------ MATERIAL FOR THIS EXERCISE
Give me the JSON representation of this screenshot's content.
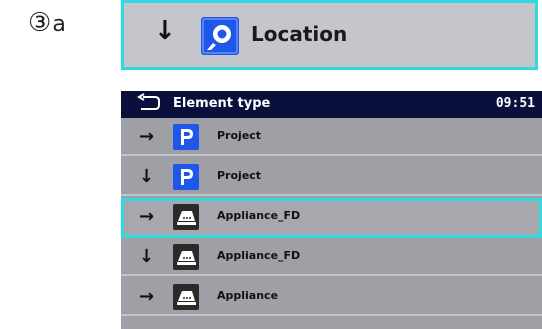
{
  "step_label": {
    "number": "③",
    "suffix": "a"
  },
  "location_zoom": {
    "arrow": "↓",
    "label": "Location",
    "icon": "location-icon"
  },
  "screen": {
    "header": {
      "title": "Element type",
      "time": "09:51",
      "back_icon": "back-arrow-icon"
    },
    "rows": [
      {
        "arrow": "→",
        "icon": "project-icon",
        "label": "Project"
      },
      {
        "arrow": "↓",
        "icon": "project-icon",
        "label": "Project"
      },
      {
        "arrow": "→",
        "icon": "appliance-icon",
        "label": "Appliance_FD",
        "selected": true
      },
      {
        "arrow": "↓",
        "icon": "appliance-icon",
        "label": "Appliance_FD"
      },
      {
        "arrow": "→",
        "icon": "appliance-icon",
        "label": "Appliance"
      }
    ]
  },
  "colors": {
    "accent": "#30d8e0",
    "header_bg": "#0a0f3c",
    "row_bg": "#9ea0a6",
    "icon_blue": "#1f57e8"
  }
}
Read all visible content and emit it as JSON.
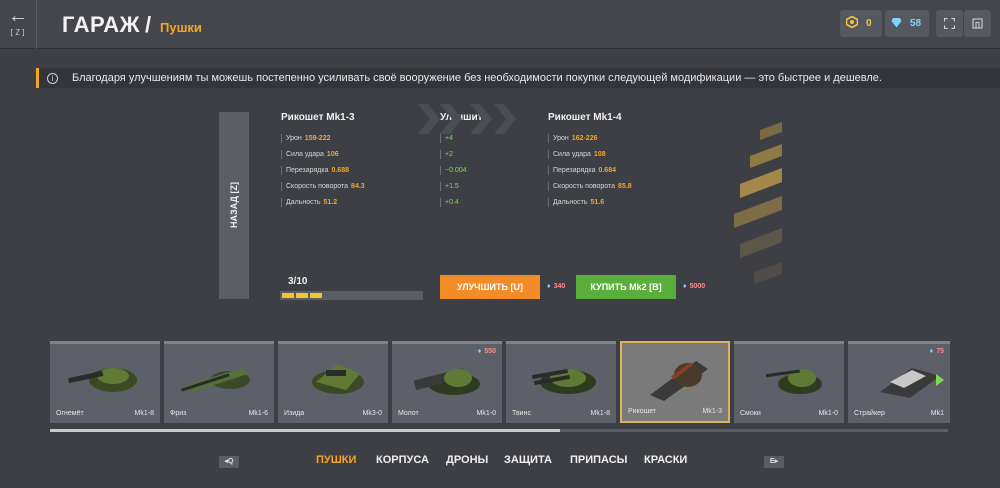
{
  "header": {
    "back_key": "[Z]",
    "title": "ГАРАЖ",
    "slash": "/",
    "subtitle": "Пушки",
    "rank_value": "0",
    "crystals_value": "58"
  },
  "info": {
    "text": "Благодаря улучшениям ты можешь постепенно усиливать своё вооружение без необходимости покупки следующей модификации — это быстрее и дешевле."
  },
  "upgrade": {
    "back_label": "НАЗАД [Z]",
    "current": {
      "title": "Рикошет Mk1-3",
      "stats": [
        {
          "label": "Урон",
          "value": "159-222"
        },
        {
          "label": "Сила удара",
          "value": "106"
        },
        {
          "label": "Перезарядка",
          "value": "0.688"
        },
        {
          "label": "Скорость поворота",
          "value": "84.3"
        },
        {
          "label": "Дальность",
          "value": "51.2"
        }
      ]
    },
    "diff": {
      "title": "Улучшить",
      "values": [
        "+4",
        "+2",
        "−0.004",
        "+1.5",
        "+0.4"
      ]
    },
    "next": {
      "title": "Рикошет Mk1-4",
      "stats": [
        {
          "label": "Урон",
          "value": "162-226"
        },
        {
          "label": "Сила удара",
          "value": "108"
        },
        {
          "label": "Перезарядка",
          "value": "0.684"
        },
        {
          "label": "Скорость поворота",
          "value": "85.8"
        },
        {
          "label": "Дальность",
          "value": "51.6"
        }
      ]
    },
    "progress_label": "3/10",
    "progress_done": 3,
    "progress_total": 10,
    "upgrade_button": "УЛУЧШИТЬ [U]",
    "upgrade_price": "340",
    "buy_button": "КУПИТЬ Mk2 [B]",
    "buy_price": "5000"
  },
  "items": [
    {
      "name": "Огнемёт",
      "mk": "Mk1-8",
      "price": ""
    },
    {
      "name": "Фриз",
      "mk": "Mk1-6",
      "price": ""
    },
    {
      "name": "Изида",
      "mk": "Mk3-0",
      "price": ""
    },
    {
      "name": "Молот",
      "mk": "Mk1-0",
      "price": "550"
    },
    {
      "name": "Твинс",
      "mk": "Mk1-8",
      "price": ""
    },
    {
      "name": "Рикошет",
      "mk": "Mk1-3",
      "price": "",
      "selected": true
    },
    {
      "name": "Смоки",
      "mk": "Mk1-0",
      "price": ""
    },
    {
      "name": "Страйкер",
      "mk": "Mk1",
      "price": "75"
    }
  ],
  "tabs": {
    "left_key": "Q",
    "right_key": "E",
    "items": [
      "ПУШКИ",
      "КОРПУСА",
      "ДРОНЫ",
      "ЗАЩИТА",
      "ПРИПАСЫ",
      "КРАСКИ"
    ]
  },
  "colors": {
    "accent": "#f5a623",
    "upgrade": "#f28c28",
    "buy": "#5aaf3c",
    "diff": "#7ed957"
  }
}
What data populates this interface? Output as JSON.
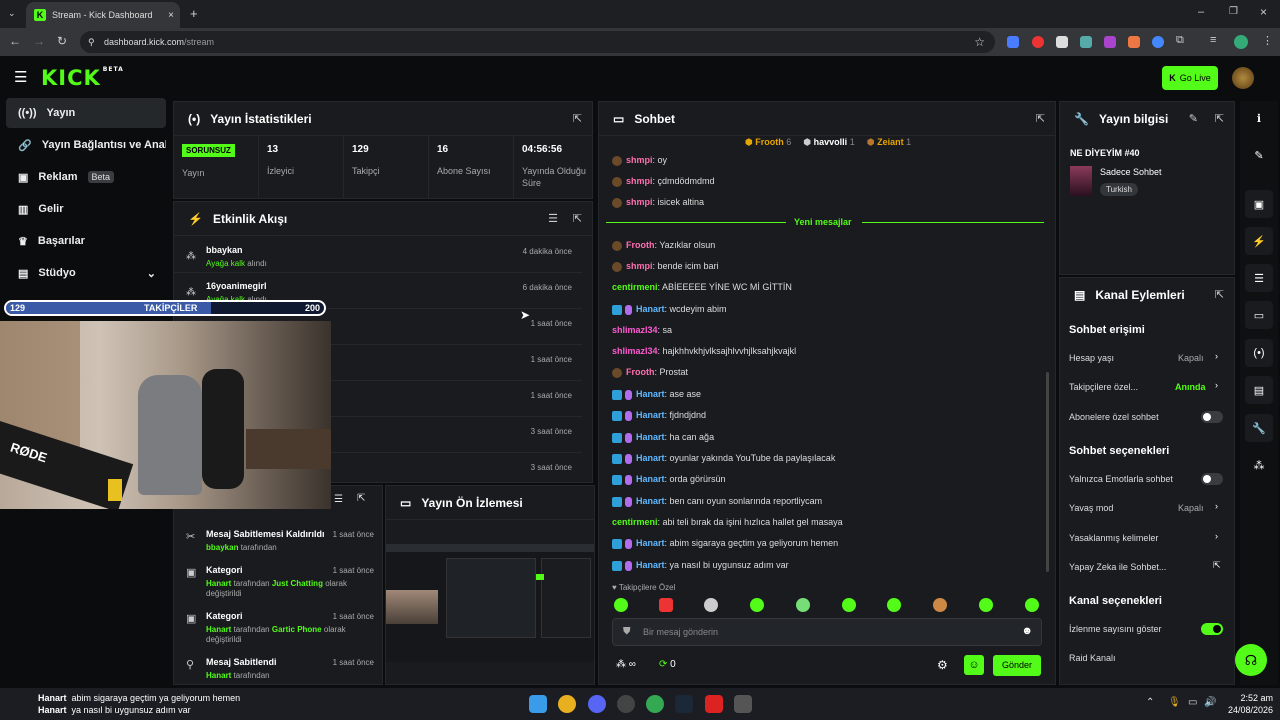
------------
- **WHAT YOU WILL DO**
Transcribe the full listing character for character. Pictures are excluded.

- **ANSWER IN FULL**
Give me the JSON representation of this screenshot's content.
{
  "step_label": {
    "number": "③",
    "suffix": "a"
  },
  "location_zoom": {
    "arrow": "↓",
    "label": "Location",
    "icon": "location-icon"
  },
  "screen": {
    "header": {
      "title": "Element type",
      "time": "09:51",
      "back_icon": "back-arrow-icon"
    },
    "rows": [
      {
        "arrow": "→",
        "icon": "project-icon",
        "label": "Project"
      },
      {
        "arrow": "↓",
        "icon": "project-icon",
        "label": "Project"
      },
      {
        "arrow": "→",
        "icon": "appliance-icon",
        "label": "Appliance_FD",
        "selected": true
      },
      {
        "arrow": "↓",
        "icon": "appliance-icon",
        "label": "Appliance_FD"
      },
      {
        "arrow": "→",
        "icon": "appliance-icon",
        "label": "Appliance"
      }
    ]
  },
  "colors": {
    "accent": "#30d8e0",
    "header_bg": "#0a0f3c",
    "row_bg": "#9ea0a6",
    "icon_blue": "#1f57e8"
  }
}
Read all visible content and emit it as JSON.
{
  "header": {
    "back_key": "[Z]",
    "title": "ГАРАЖ",
    "slash": "/",
    "subtitle": "Пушки",
    "rank_value": "0",
    "crystals_value": "58"
  },
  "info": {
    "text": "Благодаря улучшениям ты можешь постепенно усиливать своё вооружение без необходимости покупки следующей модификации — это быстрее и дешевле."
  },
  "upgrade": {
    "back_label": "НАЗАД [Z]",
    "current": {
      "title": "Рикошет Mk1-3",
      "stats": [
        {
          "label": "Урон",
          "value": "159-222"
        },
        {
          "label": "Сила удара",
          "value": "106"
        },
        {
          "label": "Перезарядка",
          "value": "0.688"
        },
        {
          "label": "Скорость поворота",
          "value": "84.3"
        },
        {
          "label": "Дальность",
          "value": "51.2"
        }
      ]
    },
    "diff": {
      "title": "Улучшить",
      "values": [
        "+4",
        "+2",
        "−0.004",
        "+1.5",
        "+0.4"
      ]
    },
    "next": {
      "title": "Рикошет Mk1-4",
      "stats": [
        {
          "label": "Урон",
          "value": "162-226"
        },
        {
          "label": "Сила удара",
          "value": "108"
        },
        {
          "label": "Перезарядка",
          "value": "0.684"
        },
        {
          "label": "Скорость поворота",
          "value": "85.8"
        },
        {
          "label": "Дальность",
          "value": "51.6"
        }
      ]
    },
    "progress_label": "3/10",
    "progress_done": 3,
    "progress_total": 10,
    "upgrade_button": "УЛУЧШИТЬ [U]",
    "upgrade_price": "340",
    "buy_button": "КУПИТЬ Mk2 [B]",
    "buy_price": "5000"
  },
  "items": [
    {
      "name": "Огнемёт",
      "mk": "Mk1-8",
      "price": ""
    },
    {
      "name": "Фриз",
      "mk": "Mk1-6",
      "price": ""
    },
    {
      "name": "Изида",
      "mk": "Mk3-0",
      "price": ""
    },
    {
      "name": "Молот",
      "mk": "Mk1-0",
      "price": "550"
    },
    {
      "name": "Твинс",
      "mk": "Mk1-8",
      "price": ""
    },
    {
      "name": "Рикошет",
      "mk": "Mk1-3",
      "price": "",
      "selected": true
    },
    {
      "name": "Смоки",
      "mk": "Mk1-0",
      "price": ""
    },
    {
      "name": "Страйкер",
      "mk": "Mk1",
      "price": "75"
    }
  ],
  "tabs": {
    "left_key": "Q",
    "right_key": "E",
    "items": [
      "ПУШКИ",
      "КОРПУСА",
      "ДРОНЫ",
      "ЗАЩИТА",
      "ПРИПАСЫ",
      "КРАСКИ"
    ]
  },
  "colors": {
    "accent": "#f5a623",
    "upgrade": "#f28c28",
    "buy": "#5aaf3c",
    "diff": "#7ed957"
  }
}
What data populates this interface? Output as JSON.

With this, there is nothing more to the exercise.